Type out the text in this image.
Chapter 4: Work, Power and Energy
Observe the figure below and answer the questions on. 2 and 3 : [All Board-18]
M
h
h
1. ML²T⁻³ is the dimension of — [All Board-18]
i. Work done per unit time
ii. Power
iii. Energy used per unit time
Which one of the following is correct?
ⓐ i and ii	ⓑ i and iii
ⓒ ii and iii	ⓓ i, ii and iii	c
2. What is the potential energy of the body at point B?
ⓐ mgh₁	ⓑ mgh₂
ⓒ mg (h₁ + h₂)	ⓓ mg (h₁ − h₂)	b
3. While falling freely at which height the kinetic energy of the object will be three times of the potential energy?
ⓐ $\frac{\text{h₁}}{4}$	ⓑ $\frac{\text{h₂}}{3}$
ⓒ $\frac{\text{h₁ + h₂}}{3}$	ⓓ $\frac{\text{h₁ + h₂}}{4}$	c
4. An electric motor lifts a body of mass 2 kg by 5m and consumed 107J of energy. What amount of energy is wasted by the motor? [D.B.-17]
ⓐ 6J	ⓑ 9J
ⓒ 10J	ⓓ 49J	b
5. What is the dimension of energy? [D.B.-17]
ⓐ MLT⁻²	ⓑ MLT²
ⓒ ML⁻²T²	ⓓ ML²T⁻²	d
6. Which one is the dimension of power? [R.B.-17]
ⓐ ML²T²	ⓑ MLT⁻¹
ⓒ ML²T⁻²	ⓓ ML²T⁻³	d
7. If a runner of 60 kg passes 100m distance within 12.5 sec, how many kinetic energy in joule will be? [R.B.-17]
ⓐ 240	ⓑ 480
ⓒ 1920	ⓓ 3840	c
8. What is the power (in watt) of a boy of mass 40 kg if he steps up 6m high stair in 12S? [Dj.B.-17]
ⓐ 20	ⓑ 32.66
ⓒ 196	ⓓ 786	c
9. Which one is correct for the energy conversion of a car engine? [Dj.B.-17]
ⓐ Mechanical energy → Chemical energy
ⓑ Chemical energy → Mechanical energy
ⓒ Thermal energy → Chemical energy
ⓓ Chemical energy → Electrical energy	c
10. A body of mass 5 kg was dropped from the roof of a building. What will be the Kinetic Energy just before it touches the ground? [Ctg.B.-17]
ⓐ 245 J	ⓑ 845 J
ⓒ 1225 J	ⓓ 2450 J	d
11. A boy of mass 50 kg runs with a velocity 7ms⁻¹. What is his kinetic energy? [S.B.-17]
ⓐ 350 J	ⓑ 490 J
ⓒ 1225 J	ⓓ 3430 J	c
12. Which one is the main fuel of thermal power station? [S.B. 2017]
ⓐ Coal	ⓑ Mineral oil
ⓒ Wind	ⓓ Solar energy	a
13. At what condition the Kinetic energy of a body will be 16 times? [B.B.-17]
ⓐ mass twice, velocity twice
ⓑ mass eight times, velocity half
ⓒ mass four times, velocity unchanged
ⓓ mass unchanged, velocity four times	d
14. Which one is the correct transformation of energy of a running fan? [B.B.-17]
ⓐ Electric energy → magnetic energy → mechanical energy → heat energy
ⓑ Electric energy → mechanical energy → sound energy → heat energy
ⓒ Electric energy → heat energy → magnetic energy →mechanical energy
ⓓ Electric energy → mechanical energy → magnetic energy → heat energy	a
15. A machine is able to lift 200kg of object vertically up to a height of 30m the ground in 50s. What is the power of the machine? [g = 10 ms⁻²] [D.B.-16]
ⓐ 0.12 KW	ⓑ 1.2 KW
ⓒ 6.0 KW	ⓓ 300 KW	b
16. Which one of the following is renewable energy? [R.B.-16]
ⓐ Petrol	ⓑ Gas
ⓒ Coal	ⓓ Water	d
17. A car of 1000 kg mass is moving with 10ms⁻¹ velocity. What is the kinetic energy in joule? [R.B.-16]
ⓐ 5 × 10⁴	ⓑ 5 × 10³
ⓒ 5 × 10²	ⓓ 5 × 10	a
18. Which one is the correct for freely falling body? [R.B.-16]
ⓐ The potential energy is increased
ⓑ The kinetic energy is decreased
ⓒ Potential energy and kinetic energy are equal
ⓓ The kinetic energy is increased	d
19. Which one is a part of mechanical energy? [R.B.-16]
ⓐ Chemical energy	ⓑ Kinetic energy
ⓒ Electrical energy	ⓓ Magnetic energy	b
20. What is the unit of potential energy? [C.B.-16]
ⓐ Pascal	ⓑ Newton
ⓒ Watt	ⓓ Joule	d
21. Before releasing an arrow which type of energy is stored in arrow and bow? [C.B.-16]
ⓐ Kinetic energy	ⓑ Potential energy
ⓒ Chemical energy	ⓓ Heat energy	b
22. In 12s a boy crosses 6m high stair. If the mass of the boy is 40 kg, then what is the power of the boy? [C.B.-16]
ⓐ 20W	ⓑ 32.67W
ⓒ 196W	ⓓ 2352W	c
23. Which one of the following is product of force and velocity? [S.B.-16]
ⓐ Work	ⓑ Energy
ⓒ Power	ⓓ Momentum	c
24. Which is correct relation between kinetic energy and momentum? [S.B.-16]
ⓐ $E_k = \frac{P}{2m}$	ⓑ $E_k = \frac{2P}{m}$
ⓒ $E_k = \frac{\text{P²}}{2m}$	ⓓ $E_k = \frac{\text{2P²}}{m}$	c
- - - - -
Set down the listing above in full, please, exactly as it appears.

Type out the text in this image.
Chapter 4: Work, Power and Energy
Observe the figure below and answer the questions on. 2 and 3 : [All Board-18]
M
h
h
1. ML²T⁻³ is the dimension of — [All Board-18]
i. Work done per unit time
ii. Power
iii. Energy used per unit time
Which one of the following is correct?
ⓐ i and ii	ⓑ i and iii
ⓒ ii and iii	ⓓ i, ii and iii	c
2. What is the potential energy of the body at point B?
ⓐ mgh₁	ⓑ mgh₂
ⓒ mg (h₁ + h₂)	ⓓ mg (h₁ − h₂)	b
3. While falling freely at which height the kinetic energy of the object will be three times of the potential energy?
ⓐ $\frac{\text{h₁}}{4}$	ⓑ $\frac{\text{h₂}}{3}$
ⓒ $\frac{\text{h₁ + h₂}}{3}$	ⓓ $\frac{\text{h₁ + h₂}}{4}$	c
4. An electric motor lifts a body of mass 2 kg by 5m and consumed 107J of energy. What amount of energy is wasted by the motor? [D.B.-17]
ⓐ 6J	ⓑ 9J
ⓒ 10J	ⓓ 49J	b
5. What is the dimension of energy? [D.B.-17]
ⓐ MLT⁻²	ⓑ MLT²
ⓒ ML⁻²T²	ⓓ ML²T⁻²	d
6. Which one is the dimension of power? [R.B.-17]
ⓐ ML²T²	ⓑ MLT⁻¹
ⓒ ML²T⁻²	ⓓ ML²T⁻³	d
7. If a runner of 60 kg passes 100m distance within 12.5 sec, how many kinetic energy in joule will be? [R.B.-17]
ⓐ 240	ⓑ 480
ⓒ 1920	ⓓ 3840	c
8. What is the power (in watt) of a boy of mass 40 kg if he steps up 6m high stair in 12S? [Dj.B.-17]
ⓐ 20	ⓑ 32.66
ⓒ 196	ⓓ 786	c
9. Which one is correct for the energy conversion of a car engine? [Dj.B.-17]
ⓐ Mechanical energy → Chemical energy
ⓑ Chemical energy → Mechanical energy
ⓒ Thermal energy → Chemical energy
ⓓ Chemical energy → Electrical energy	c
10. A body of mass 5 kg was dropped from the roof of a building. What will be the Kinetic Energy just before it touches the ground? [Ctg.B.-17]
ⓐ 245 J	ⓑ 845 J
ⓒ 1225 J	ⓓ 2450 J	d
11. A boy of mass 50 kg runs with a velocity 7ms⁻¹. What is his kinetic energy? [S.B.-17]
ⓐ 350 J	ⓑ 490 J
ⓒ 1225 J	ⓓ 3430 J	c
12. Which one is the main fuel of thermal power station? [S.B. 2017]
ⓐ Coal	ⓑ Mineral oil
ⓒ Wind	ⓓ Solar energy	a
13. At what condition the Kinetic energy of a body will be 16 times? [B.B.-17]
ⓐ mass twice, velocity twice
ⓑ mass eight times, velocity half
ⓒ mass four times, velocity unchanged
ⓓ mass unchanged, velocity four times	d
14. Which one is the correct transformation of energy of a running fan? [B.B.-17]
ⓐ Electric energy → magnetic energy → mechanical energy → heat energy
ⓑ Electric energy → mechanical energy → sound energy → heat energy
ⓒ Electric energy → heat energy → magnetic energy →mechanical energy
ⓓ Electric energy → mechanical energy → magnetic energy → heat energy	a
15. A machine is able to lift 200kg of object vertically up to a height of 30m the ground in 50s. What is the power of the machine? [g = 10 ms⁻²] [D.B.-16]
ⓐ 0.12 KW	ⓑ 1.2 KW
ⓒ 6.0 KW	ⓓ 300 KW	b
16. Which one of the following is renewable energy? [R.B.-16]
ⓐ Petrol	ⓑ Gas
ⓒ Coal	ⓓ Water	d
17. A car of 1000 kg mass is moving with 10ms⁻¹ velocity. What is the kinetic energy in joule? [R.B.-16]
ⓐ 5 × 10⁴	ⓑ 5 × 10³
ⓒ 5 × 10²	ⓓ 5 × 10	a
18. Which one is the correct for freely falling body? [R.B.-16]
ⓐ The potential energy is increased
ⓑ The kinetic energy is decreased
ⓒ Potential energy and kinetic energy are equal
ⓓ The kinetic energy is increased	d
19. Which one is a part of mechanical energy? [R.B.-16]
ⓐ Chemical energy	ⓑ Kinetic energy
ⓒ Electrical energy	ⓓ Magnetic energy	b
20. What is the unit of potential energy? [C.B.-16]
ⓐ Pascal	ⓑ Newton
ⓒ Watt	ⓓ Joule	d
21. Before releasing an arrow which type of energy is stored in arrow and bow? [C.B.-16]
ⓐ Kinetic energy	ⓑ Potential energy
ⓒ Chemical energy	ⓓ Heat energy	b
22. In 12s a boy crosses 6m high stair. If the mass of the boy is 40 kg, then what is the power of the boy? [C.B.-16]
ⓐ 20W	ⓑ 32.67W
ⓒ 196W	ⓓ 2352W	c
23. Which one of the following is product of force and velocity? [S.B.-16]
ⓐ Work	ⓑ Energy
ⓒ Power	ⓓ Momentum	c
24. Which is correct relation between kinetic energy and momentum? [S.B.-16]
ⓐ $E_k = \frac{P}{2m}$	ⓑ $E_k = \frac{2P}{m}$
ⓒ $E_k = \frac{\text{P²}}{2m}$	ⓓ $E_k = \frac{\text{2P²}}{m}$	c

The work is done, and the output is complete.